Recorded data
-- Begin --
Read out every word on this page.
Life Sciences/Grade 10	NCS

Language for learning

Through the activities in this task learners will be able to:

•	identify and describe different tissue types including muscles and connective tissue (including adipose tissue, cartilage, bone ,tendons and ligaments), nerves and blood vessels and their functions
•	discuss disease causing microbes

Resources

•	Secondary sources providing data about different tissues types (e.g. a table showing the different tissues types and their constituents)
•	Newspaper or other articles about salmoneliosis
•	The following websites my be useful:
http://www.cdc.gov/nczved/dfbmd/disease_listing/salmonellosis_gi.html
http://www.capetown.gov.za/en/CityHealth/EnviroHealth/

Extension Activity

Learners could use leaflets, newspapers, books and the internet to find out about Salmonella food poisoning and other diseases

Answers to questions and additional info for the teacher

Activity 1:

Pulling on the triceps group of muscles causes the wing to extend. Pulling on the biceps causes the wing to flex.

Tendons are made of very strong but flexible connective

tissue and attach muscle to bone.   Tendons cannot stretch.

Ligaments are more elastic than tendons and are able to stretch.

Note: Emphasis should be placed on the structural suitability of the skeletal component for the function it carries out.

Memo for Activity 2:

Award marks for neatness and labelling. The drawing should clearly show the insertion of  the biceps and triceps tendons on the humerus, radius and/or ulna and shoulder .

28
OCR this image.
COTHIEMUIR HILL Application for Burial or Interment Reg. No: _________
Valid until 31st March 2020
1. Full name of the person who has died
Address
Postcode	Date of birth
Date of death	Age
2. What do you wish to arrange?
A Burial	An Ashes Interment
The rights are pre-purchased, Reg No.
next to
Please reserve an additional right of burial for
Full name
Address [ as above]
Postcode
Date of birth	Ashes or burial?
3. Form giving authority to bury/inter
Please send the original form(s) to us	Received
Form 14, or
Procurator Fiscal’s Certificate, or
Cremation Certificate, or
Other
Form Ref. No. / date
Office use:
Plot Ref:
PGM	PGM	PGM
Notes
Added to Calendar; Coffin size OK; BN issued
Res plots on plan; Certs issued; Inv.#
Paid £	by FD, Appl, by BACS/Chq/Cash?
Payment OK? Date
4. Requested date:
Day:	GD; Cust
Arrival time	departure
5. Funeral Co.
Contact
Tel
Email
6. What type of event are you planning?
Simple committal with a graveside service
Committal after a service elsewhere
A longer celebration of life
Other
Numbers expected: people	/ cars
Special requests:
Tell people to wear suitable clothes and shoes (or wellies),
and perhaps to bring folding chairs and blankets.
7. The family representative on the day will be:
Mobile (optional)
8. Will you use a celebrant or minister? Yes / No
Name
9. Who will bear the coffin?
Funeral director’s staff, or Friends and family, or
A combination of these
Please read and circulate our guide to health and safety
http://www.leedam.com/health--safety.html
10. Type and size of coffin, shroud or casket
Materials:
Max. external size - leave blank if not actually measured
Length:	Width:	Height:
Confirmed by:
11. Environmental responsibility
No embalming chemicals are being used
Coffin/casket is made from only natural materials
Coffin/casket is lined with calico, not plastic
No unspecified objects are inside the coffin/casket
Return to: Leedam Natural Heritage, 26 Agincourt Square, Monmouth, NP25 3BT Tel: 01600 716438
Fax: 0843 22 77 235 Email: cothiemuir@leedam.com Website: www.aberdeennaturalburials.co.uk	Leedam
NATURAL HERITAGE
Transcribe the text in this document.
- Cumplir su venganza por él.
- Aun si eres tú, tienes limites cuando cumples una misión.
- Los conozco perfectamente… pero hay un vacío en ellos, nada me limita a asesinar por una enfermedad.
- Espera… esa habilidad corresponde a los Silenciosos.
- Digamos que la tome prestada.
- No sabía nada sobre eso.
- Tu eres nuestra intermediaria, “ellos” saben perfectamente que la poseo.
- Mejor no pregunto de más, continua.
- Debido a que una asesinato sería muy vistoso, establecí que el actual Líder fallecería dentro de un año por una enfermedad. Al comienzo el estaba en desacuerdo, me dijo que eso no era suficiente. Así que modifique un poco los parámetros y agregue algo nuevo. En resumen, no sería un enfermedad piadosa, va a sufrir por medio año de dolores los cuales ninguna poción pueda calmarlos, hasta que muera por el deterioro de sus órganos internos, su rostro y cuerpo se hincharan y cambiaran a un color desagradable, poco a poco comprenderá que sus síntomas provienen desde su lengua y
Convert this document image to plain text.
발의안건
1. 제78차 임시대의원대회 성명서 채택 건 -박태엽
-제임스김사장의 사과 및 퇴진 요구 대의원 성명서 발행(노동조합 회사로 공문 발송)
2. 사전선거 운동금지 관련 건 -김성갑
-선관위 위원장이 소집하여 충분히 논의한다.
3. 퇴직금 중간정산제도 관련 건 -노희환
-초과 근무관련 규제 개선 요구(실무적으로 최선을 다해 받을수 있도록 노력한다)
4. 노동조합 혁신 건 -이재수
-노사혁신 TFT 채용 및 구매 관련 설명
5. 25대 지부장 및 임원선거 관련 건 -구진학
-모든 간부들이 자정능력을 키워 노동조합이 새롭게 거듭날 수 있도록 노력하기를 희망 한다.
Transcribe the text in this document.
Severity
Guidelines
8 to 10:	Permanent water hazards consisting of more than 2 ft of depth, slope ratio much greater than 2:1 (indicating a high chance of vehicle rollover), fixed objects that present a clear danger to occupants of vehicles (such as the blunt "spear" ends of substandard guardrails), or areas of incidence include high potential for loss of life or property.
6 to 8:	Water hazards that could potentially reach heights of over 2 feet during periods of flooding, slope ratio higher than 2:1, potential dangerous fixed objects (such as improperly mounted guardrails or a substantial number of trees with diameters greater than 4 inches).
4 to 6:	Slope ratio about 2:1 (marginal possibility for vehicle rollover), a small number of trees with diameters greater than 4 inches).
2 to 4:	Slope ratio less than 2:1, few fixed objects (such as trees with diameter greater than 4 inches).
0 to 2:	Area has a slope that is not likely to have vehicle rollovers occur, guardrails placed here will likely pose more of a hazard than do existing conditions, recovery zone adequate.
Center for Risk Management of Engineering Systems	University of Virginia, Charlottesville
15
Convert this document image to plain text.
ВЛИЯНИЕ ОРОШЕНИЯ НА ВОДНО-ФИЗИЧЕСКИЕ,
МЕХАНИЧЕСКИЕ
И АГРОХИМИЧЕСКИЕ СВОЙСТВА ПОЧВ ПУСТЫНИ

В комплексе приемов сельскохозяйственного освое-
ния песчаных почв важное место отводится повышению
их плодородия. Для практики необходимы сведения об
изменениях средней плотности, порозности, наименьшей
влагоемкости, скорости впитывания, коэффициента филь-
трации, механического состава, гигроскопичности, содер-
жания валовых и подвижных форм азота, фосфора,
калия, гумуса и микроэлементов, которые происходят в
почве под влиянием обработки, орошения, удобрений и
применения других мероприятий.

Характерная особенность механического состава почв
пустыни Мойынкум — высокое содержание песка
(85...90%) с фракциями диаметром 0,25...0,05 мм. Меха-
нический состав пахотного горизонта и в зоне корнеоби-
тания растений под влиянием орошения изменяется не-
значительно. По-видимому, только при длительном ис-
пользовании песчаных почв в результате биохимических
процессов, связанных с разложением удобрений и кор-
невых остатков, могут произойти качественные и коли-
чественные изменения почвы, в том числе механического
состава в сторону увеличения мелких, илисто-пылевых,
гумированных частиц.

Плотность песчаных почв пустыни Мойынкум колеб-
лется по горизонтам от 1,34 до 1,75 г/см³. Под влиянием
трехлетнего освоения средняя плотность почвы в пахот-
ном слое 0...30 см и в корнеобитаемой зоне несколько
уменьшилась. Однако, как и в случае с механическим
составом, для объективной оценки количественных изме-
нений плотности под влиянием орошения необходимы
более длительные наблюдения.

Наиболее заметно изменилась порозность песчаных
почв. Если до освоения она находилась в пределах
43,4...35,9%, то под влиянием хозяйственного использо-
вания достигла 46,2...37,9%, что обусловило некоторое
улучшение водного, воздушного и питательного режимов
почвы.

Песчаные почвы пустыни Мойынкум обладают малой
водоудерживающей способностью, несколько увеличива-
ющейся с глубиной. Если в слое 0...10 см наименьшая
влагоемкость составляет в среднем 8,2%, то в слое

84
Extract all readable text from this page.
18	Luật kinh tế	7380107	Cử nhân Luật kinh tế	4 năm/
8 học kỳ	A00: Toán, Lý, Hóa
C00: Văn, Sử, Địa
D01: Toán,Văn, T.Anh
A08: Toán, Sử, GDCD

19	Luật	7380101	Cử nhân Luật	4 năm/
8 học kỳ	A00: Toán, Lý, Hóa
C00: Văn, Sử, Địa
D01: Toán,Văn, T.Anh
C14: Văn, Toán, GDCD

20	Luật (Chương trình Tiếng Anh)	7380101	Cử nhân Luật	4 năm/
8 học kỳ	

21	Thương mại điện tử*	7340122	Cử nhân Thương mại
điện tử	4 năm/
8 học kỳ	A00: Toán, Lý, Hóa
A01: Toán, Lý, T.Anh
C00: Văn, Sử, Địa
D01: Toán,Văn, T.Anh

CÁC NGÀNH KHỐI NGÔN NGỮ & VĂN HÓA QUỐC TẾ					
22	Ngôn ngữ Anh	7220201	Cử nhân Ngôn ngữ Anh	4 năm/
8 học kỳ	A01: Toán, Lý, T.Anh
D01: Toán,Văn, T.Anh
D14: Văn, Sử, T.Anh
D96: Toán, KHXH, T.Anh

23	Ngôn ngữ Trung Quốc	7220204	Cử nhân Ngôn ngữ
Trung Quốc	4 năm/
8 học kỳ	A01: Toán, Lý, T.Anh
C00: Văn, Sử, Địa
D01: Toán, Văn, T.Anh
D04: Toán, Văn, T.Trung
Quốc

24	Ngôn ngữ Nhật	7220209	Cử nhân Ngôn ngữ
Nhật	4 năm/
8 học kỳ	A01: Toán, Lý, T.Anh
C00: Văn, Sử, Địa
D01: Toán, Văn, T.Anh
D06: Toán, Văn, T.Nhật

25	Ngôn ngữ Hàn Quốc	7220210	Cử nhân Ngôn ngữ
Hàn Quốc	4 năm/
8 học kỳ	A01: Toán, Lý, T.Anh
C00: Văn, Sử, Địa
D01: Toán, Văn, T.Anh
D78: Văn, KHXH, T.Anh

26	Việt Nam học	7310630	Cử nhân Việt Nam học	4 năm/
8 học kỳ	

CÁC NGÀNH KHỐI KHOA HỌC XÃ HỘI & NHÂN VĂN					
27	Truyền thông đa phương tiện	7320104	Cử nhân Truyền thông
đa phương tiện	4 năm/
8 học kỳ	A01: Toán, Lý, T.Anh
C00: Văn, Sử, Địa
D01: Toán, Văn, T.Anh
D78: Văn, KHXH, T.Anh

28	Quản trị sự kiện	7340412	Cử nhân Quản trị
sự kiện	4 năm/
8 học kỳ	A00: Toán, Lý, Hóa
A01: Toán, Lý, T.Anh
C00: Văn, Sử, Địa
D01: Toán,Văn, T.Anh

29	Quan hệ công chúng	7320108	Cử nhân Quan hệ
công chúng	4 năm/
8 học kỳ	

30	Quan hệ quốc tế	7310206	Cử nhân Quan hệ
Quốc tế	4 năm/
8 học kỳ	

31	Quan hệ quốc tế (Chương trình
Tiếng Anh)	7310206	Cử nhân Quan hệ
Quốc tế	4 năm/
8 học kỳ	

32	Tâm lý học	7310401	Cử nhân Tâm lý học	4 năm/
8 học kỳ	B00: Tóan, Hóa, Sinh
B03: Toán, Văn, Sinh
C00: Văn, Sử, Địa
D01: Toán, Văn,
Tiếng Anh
-- End --
▶ [WHAT THE TASK REQUIRES]: Your output consists solely of the lines from the one with "Extract all readable text from this page." through the last line, copied exactly.

▶ [THE RESULT]:
Extract all readable text from this page.
18	Luật kinh tế	7380107	Cử nhân Luật kinh tế	4 năm/
8 học kỳ	A00: Toán, Lý, Hóa
C00: Văn, Sử, Địa
D01: Toán,Văn, T.Anh
A08: Toán, Sử, GDCD

19	Luật	7380101	Cử nhân Luật	4 năm/
8 học kỳ	A00: Toán, Lý, Hóa
C00: Văn, Sử, Địa
D01: Toán,Văn, T.Anh
C14: Văn, Toán, GDCD

20	Luật (Chương trình Tiếng Anh)	7380101	Cử nhân Luật	4 năm/
8 học kỳ	

21	Thương mại điện tử*	7340122	Cử nhân Thương mại
điện tử	4 năm/
8 học kỳ	A00: Toán, Lý, Hóa
A01: Toán, Lý, T.Anh
C00: Văn, Sử, Địa
D01: Toán,Văn, T.Anh

CÁC NGÀNH KHỐI NGÔN NGỮ & VĂN HÓA QUỐC TẾ					
22	Ngôn ngữ Anh	7220201	Cử nhân Ngôn ngữ Anh	4 năm/
8 học kỳ	A01: Toán, Lý, T.Anh
D01: Toán,Văn, T.Anh
D14: Văn, Sử, T.Anh
D96: Toán, KHXH, T.Anh

23	Ngôn ngữ Trung Quốc	7220204	Cử nhân Ngôn ngữ
Trung Quốc	4 năm/
8 học kỳ	A01: Toán, Lý, T.Anh
C00: Văn, Sử, Địa
D01: Toán, Văn, T.Anh
D04: Toán, Văn, T.Trung
Quốc

24	Ngôn ngữ Nhật	7220209	Cử nhân Ngôn ngữ
Nhật	4 năm/
8 học kỳ	A01: Toán, Lý, T.Anh
C00: Văn, Sử, Địa
D01: Toán, Văn, T.Anh
D06: Toán, Văn, T.Nhật

25	Ngôn ngữ Hàn Quốc	7220210	Cử nhân Ngôn ngữ
Hàn Quốc	4 năm/
8 học kỳ	A01: Toán, Lý, T.Anh
C00: Văn, Sử, Địa
D01: Toán, Văn, T.Anh
D78: Văn, KHXH, T.Anh

26	Việt Nam học	7310630	Cử nhân Việt Nam học	4 năm/
8 học kỳ	

CÁC NGÀNH KHỐI KHOA HỌC XÃ HỘI & NHÂN VĂN					
27	Truyền thông đa phương tiện	7320104	Cử nhân Truyền thông
đa phương tiện	4 năm/
8 học kỳ	A01: Toán, Lý, T.Anh
C00: Văn, Sử, Địa
D01: Toán, Văn, T.Anh
D78: Văn, KHXH, T.Anh

28	Quản trị sự kiện	7340412	Cử nhân Quản trị
sự kiện	4 năm/
8 học kỳ	A00: Toán, Lý, Hóa
A01: Toán, Lý, T.Anh
C00: Văn, Sử, Địa
D01: Toán,Văn, T.Anh

29	Quan hệ công chúng	7320108	Cử nhân Quan hệ
công chúng	4 năm/
8 học kỳ	

30	Quan hệ quốc tế	7310206	Cử nhân Quan hệ
Quốc tế	4 năm/
8 học kỳ	

31	Quan hệ quốc tế (Chương trình
Tiếng Anh)	7310206	Cử nhân Quan hệ
Quốc tế	4 năm/
8 học kỳ	

32	Tâm lý học	7310401	Cử nhân Tâm lý học	4 năm/
8 học kỳ	B00: Tóan, Hóa, Sinh
B03: Toán, Văn, Sinh
C00: Văn, Sử, Địa
D01: Toán, Văn,
Tiếng Anh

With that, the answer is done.